▸ Written problem: Where a line contains the word "screenshot", copy that line in full.

Records from a collection of figures:
══════

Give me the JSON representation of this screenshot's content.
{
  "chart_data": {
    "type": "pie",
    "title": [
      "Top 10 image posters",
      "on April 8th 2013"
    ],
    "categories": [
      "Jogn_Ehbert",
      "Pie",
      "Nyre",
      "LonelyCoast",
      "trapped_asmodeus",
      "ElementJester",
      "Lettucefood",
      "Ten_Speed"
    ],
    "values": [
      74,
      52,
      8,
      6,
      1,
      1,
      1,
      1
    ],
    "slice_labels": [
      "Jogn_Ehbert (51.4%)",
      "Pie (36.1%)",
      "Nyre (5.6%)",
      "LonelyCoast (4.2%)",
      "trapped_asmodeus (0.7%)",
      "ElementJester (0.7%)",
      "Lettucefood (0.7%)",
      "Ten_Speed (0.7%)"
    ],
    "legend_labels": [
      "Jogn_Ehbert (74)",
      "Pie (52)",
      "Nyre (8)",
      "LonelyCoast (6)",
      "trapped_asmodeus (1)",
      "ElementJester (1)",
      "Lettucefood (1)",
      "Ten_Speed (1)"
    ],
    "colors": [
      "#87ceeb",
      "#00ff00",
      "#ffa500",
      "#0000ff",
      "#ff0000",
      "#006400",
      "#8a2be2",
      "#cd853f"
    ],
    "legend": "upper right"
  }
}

══════

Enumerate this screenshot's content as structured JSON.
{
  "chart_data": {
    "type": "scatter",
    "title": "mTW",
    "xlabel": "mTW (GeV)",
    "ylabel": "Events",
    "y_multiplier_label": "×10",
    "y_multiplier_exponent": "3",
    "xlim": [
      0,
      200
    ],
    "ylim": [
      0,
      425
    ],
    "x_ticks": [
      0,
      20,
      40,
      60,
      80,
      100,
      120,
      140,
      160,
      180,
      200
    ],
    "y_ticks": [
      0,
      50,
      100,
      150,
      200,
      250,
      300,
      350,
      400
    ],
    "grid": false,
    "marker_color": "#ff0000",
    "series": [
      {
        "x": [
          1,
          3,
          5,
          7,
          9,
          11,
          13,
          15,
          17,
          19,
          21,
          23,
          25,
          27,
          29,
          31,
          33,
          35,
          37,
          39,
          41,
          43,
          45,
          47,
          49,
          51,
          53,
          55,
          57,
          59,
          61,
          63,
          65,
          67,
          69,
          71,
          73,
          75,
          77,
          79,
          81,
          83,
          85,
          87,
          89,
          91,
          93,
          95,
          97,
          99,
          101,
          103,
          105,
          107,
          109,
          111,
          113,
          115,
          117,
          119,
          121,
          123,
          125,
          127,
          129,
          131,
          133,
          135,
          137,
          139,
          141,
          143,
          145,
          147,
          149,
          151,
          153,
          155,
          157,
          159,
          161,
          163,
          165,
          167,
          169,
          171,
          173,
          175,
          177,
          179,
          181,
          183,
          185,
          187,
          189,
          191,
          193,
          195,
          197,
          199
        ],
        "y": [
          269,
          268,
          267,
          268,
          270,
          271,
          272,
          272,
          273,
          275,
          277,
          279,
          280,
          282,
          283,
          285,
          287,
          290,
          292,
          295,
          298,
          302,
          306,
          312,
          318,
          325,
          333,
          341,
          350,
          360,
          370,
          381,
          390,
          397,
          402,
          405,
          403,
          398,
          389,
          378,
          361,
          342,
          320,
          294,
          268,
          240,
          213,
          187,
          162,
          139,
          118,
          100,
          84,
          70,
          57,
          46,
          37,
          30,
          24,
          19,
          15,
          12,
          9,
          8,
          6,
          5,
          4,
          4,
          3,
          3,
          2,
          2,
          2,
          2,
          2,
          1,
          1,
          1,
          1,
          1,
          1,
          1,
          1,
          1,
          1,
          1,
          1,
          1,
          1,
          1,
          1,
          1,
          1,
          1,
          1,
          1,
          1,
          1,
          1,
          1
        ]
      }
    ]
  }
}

══════

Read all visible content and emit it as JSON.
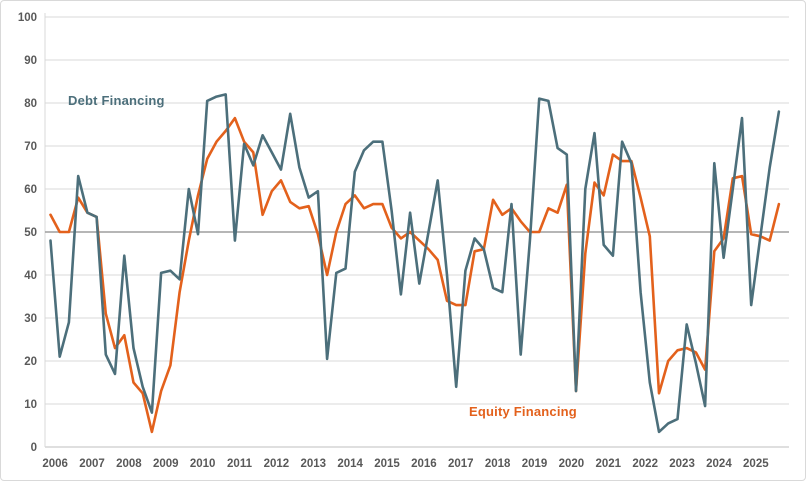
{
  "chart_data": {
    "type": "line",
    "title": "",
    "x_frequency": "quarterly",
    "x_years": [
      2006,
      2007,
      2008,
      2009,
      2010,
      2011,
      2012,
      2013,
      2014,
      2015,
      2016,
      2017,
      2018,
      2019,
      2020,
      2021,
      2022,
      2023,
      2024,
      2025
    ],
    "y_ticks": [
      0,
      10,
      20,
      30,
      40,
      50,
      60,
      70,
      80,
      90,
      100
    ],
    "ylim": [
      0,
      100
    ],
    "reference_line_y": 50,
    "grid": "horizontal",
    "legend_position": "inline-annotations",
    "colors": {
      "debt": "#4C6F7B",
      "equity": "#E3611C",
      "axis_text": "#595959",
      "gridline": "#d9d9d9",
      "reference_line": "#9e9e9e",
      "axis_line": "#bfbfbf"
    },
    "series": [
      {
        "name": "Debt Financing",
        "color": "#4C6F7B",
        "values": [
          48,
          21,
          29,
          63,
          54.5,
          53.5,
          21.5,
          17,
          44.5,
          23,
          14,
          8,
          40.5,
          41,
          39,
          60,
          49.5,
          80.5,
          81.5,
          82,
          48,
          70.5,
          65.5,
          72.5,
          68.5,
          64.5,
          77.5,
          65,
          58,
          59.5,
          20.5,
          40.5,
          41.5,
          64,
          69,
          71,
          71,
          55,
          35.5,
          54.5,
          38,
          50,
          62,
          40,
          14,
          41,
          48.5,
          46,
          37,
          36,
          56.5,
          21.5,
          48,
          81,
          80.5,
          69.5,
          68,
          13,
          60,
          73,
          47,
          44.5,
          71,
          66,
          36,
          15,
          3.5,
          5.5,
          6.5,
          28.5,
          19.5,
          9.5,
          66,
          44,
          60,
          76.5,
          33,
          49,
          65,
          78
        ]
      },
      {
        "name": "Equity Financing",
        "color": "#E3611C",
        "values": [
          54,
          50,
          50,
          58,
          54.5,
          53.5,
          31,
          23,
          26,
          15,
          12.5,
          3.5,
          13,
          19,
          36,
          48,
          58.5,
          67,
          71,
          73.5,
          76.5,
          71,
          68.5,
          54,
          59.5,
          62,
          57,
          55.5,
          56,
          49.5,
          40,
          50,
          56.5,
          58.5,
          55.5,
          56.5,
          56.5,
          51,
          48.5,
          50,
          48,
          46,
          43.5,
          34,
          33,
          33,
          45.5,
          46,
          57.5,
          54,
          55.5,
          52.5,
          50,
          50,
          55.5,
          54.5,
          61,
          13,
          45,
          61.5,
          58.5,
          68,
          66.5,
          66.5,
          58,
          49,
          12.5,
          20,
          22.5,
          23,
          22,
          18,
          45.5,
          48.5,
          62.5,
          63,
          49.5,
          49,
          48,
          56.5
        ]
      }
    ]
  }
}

══════

▸ In response:
Give me the JSON representation of this screenshot's content.
Enumerate this screenshot's content as structured JSON.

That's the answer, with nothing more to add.